Short exercise
Filter out everything except lines holding "title".

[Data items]
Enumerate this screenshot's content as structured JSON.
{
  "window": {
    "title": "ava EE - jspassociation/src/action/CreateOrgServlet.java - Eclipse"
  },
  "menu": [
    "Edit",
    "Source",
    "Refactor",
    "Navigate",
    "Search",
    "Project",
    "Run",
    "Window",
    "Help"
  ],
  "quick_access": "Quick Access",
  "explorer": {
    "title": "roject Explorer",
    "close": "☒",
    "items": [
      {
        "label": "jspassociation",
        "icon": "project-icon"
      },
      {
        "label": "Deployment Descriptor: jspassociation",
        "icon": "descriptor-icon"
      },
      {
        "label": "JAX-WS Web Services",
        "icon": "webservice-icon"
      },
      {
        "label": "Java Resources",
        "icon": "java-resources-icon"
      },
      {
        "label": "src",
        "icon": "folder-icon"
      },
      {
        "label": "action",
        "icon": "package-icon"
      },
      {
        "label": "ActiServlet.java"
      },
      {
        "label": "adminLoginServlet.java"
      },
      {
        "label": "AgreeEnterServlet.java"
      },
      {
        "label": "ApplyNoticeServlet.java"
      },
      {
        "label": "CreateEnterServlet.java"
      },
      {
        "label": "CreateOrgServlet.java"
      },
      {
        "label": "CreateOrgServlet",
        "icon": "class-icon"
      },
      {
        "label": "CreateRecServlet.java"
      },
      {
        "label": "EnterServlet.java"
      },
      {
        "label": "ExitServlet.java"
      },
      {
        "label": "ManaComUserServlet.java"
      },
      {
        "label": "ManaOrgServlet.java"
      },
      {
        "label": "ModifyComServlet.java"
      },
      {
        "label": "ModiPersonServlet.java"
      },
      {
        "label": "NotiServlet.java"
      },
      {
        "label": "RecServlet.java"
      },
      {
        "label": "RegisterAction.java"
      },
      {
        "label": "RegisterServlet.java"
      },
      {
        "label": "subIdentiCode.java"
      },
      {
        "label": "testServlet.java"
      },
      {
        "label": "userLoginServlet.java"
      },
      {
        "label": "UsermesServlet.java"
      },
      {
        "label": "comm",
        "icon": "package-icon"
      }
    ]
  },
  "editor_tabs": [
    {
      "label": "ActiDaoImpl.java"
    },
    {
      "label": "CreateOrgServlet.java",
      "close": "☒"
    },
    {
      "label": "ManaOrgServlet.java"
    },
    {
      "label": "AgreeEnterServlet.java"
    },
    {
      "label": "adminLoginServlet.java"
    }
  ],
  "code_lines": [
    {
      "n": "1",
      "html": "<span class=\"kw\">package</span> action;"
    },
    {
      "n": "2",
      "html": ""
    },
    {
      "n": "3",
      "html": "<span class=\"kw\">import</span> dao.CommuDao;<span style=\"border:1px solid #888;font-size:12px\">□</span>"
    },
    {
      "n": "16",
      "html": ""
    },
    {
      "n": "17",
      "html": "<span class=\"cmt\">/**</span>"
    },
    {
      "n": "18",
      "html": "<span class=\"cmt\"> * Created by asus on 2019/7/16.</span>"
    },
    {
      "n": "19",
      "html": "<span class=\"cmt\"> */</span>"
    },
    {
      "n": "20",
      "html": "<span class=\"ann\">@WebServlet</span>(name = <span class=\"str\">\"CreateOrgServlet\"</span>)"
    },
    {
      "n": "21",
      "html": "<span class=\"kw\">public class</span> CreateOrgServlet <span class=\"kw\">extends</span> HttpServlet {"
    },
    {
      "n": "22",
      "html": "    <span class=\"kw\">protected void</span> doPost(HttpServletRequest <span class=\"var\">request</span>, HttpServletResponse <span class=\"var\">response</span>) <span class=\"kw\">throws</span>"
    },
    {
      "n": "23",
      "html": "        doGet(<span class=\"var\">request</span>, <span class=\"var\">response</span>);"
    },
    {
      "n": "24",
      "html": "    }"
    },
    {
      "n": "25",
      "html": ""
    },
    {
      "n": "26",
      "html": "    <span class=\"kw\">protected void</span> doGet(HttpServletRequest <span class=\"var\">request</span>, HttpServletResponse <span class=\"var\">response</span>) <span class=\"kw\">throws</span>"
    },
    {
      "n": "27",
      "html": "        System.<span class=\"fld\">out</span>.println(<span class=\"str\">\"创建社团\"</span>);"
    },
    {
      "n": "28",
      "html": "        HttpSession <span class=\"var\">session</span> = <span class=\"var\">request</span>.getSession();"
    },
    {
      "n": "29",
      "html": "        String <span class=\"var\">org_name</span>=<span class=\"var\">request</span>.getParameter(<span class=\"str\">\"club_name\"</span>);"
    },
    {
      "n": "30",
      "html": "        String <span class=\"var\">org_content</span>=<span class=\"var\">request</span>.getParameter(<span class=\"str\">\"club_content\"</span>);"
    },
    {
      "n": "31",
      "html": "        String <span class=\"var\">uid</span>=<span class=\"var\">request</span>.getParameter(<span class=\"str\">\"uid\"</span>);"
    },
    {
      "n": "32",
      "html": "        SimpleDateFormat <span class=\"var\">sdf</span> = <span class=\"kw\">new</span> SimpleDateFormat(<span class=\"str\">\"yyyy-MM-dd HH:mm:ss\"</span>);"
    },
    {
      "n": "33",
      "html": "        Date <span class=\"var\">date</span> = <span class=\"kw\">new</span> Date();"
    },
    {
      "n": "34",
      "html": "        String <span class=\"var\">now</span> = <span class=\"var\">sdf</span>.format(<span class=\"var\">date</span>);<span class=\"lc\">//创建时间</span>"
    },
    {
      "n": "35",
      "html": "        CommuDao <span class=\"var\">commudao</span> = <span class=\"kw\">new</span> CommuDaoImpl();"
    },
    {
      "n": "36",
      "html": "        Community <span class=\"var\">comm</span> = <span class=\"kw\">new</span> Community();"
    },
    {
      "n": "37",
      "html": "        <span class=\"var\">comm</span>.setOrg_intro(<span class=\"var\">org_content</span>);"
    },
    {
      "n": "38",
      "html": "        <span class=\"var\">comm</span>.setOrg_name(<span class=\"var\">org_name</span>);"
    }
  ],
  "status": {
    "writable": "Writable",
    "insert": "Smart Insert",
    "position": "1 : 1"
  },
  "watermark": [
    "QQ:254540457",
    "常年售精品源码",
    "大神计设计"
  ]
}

Solution below
    "title": "ava EE - jspassociation/src/action/CreateOrgServlet.java - Eclipse"
    "title": "roject Explorer",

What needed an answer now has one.